Extracted information ->
================

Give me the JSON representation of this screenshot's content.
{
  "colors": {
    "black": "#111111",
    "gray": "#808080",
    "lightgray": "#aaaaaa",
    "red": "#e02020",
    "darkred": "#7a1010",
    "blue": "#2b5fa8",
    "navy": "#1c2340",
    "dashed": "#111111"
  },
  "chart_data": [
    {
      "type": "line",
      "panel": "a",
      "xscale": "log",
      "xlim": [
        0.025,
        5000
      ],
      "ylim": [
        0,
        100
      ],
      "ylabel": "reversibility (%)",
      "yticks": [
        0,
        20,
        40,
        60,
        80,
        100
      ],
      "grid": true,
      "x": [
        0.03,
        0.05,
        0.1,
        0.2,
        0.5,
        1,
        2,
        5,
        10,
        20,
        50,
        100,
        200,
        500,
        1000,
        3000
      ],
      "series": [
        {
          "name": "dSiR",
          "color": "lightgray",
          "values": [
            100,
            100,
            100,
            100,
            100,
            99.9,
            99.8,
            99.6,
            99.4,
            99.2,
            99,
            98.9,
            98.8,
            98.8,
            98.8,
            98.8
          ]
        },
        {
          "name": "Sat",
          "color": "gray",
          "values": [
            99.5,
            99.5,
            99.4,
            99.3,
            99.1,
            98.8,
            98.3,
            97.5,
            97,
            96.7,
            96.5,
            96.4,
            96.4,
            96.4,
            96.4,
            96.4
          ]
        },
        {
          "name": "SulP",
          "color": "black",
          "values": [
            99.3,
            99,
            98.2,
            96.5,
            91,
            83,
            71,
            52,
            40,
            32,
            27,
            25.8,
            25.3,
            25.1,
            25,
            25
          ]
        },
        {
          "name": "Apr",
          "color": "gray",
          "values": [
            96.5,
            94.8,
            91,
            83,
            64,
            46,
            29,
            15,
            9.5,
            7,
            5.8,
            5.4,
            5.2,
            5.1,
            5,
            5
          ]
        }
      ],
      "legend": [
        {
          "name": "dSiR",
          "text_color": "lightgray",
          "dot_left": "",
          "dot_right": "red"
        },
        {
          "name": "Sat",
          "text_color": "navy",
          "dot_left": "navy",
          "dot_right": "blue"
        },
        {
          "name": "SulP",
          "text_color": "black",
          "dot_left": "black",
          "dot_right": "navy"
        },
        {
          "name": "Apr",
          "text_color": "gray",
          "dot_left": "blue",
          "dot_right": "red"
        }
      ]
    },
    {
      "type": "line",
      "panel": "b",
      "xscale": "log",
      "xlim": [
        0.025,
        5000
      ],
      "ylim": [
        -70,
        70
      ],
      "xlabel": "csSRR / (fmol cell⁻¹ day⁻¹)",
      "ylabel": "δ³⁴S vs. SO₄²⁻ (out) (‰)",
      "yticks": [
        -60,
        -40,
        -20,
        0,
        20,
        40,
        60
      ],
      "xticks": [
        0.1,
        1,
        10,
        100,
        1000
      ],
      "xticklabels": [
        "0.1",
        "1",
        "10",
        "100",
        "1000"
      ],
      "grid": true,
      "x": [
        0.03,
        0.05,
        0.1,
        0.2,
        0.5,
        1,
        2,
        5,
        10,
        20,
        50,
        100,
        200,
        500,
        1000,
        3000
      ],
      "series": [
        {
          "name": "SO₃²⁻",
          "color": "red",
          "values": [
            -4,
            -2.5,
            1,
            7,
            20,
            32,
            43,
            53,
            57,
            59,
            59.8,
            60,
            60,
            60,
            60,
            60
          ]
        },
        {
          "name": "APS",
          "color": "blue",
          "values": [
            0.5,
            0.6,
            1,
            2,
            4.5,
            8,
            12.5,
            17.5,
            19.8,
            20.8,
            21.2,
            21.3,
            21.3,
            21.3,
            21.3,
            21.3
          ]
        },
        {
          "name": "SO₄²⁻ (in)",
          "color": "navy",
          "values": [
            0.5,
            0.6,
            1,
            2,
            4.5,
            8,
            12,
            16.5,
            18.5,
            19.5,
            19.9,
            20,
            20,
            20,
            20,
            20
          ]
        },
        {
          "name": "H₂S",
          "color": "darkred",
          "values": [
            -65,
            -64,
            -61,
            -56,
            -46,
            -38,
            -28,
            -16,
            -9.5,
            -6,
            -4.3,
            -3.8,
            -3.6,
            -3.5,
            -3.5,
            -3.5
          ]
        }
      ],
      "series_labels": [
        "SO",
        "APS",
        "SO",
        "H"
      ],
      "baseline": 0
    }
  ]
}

================

Reproduce the material verbatim, line by line.

Give me the JSON representation of this screenshot's content.
{
  "colors": {
    "black": "#111111",
    "gray": "#808080",
    "lightgray": "#aaaaaa",
    "red": "#e02020",
    "darkred": "#7a1010",
    "blue": "#2b5fa8",
    "navy": "#1c2340",
    "dashed": "#111111"
  },
  "chart_data": [
    {
      "type": "line",
      "panel": "a",
      "xscale": "log",
      "xlim": [
        0.025,
        5000
      ],
      "ylim": [
        0,
        100
      ],
      "ylabel": "reversibility (%)",
      "yticks": [
        0,
        20,
        40,
        60,
        80,
        100
      ],
      "grid": true,
      "x": [
        0.03,
        0.05,
        0.1,
        0.2,
        0.5,
        1,
        2,
        5,
        10,
        20,
        50,
        100,
        200,
        500,
        1000,
        3000
      ],
      "series": [
        {
          "name": "dSiR",
          "color": "lightgray",
          "values": [
            100,
            100,
            100,
            100,
            100,
            99.9,
            99.8,
            99.6,
            99.4,
            99.2,
            99,
            98.9,
            98.8,
            98.8,
            98.8,
            98.8
          ]
        },
        {
          "name": "Sat",
          "color": "gray",
          "values": [
            99.5,
            99.5,
            99.4,
            99.3,
            99.1,
            98.8,
            98.3,
            97.5,
            97,
            96.7,
            96.5,
            96.4,
            96.4,
            96.4,
            96.4,
            96.4
          ]
        },
        {
          "name": "SulP",
          "color": "black",
          "values": [
            99.3,
            99,
            98.2,
            96.5,
            91,
            83,
            71,
            52,
            40,
            32,
            27,
            25.8,
            25.3,
            25.1,
            25,
            25
          ]
        },
        {
          "name": "Apr",
          "color": "gray",
          "values": [
            96.5,
            94.8,
            91,
            83,
            64,
            46,
            29,
            15,
            9.5,
            7,
            5.8,
            5.4,
            5.2,
            5.1,
            5,
            5
          ]
        }
      ],
      "legend": [
        {
          "name": "dSiR",
          "text_color": "lightgray",
          "dot_left": "",
          "dot_right": "red"
        },
        {
          "name": "Sat",
          "text_color": "navy",
          "dot_left": "navy",
          "dot_right": "blue"
        },
        {
          "name": "SulP",
          "text_color": "black",
          "dot_left": "black",
          "dot_right": "navy"
        },
        {
          "name": "Apr",
          "text_color": "gray",
          "dot_left": "blue",
          "dot_right": "red"
        }
      ]
    },
    {
      "type": "line",
      "panel": "b",
      "xscale": "log",
      "xlim": [
        0.025,
        5000
      ],
      "ylim": [
        -70,
        70
      ],
      "xlabel": "csSRR / (fmol cell⁻¹ day⁻¹)",
      "ylabel": "δ³⁴S vs. SO₄²⁻ (out) (‰)",
      "yticks": [
        -60,
        -40,
        -20,
        0,
        20,
        40,
        60
      ],
      "xticks": [
        0.1,
        1,
        10,
        100,
        1000
      ],
      "xticklabels": [
        "0.1",
        "1",
        "10",
        "100",
        "1000"
      ],
      "grid": true,
      "x": [
        0.03,
        0.05,
        0.1,
        0.2,
        0.5,
        1,
        2,
        5,
        10,
        20,
        50,
        100,
        200,
        500,
        1000,
        3000
      ],
      "series": [
        {
          "name": "SO₃²⁻",
          "color": "red",
          "values": [
            -4,
            -2.5,
            1,
            7,
            20,
            32,
            43,
            53,
            57,
            59,
            59.8,
            60,
            60,
            60,
            60,
            60
          ]
        },
        {
          "name": "APS",
          "color": "blue",
          "values": [
            0.5,
            0.6,
            1,
            2,
            4.5,
            8,
            12.5,
            17.5,
            19.8,
            20.8,
            21.2,
            21.3,
            21.3,
            21.3,
            21.3,
            21.3
          ]
        },
        {
          "name": "SO₄²⁻ (in)",
          "color": "navy",
          "values": [
            0.5,
            0.6,
            1,
            2,
            4.5,
            8,
            12,
            16.5,
            18.5,
            19.5,
            19.9,
            20,
            20,
            20,
            20,
            20
          ]
        },
        {
          "name": "H₂S",
          "color": "darkred",
          "values": [
            -65,
            -64,
            -61,
            -56,
            -46,
            -38,
            -28,
            -16,
            -9.5,
            -6,
            -4.3,
            -3.8,
            -3.6,
            -3.5,
            -3.5,
            -3.5
          ]
        }
      ],
      "series_labels": [
        "SO",
        "APS",
        "SO",
        "H"
      ],
      "baseline": 0
    }
  ]
}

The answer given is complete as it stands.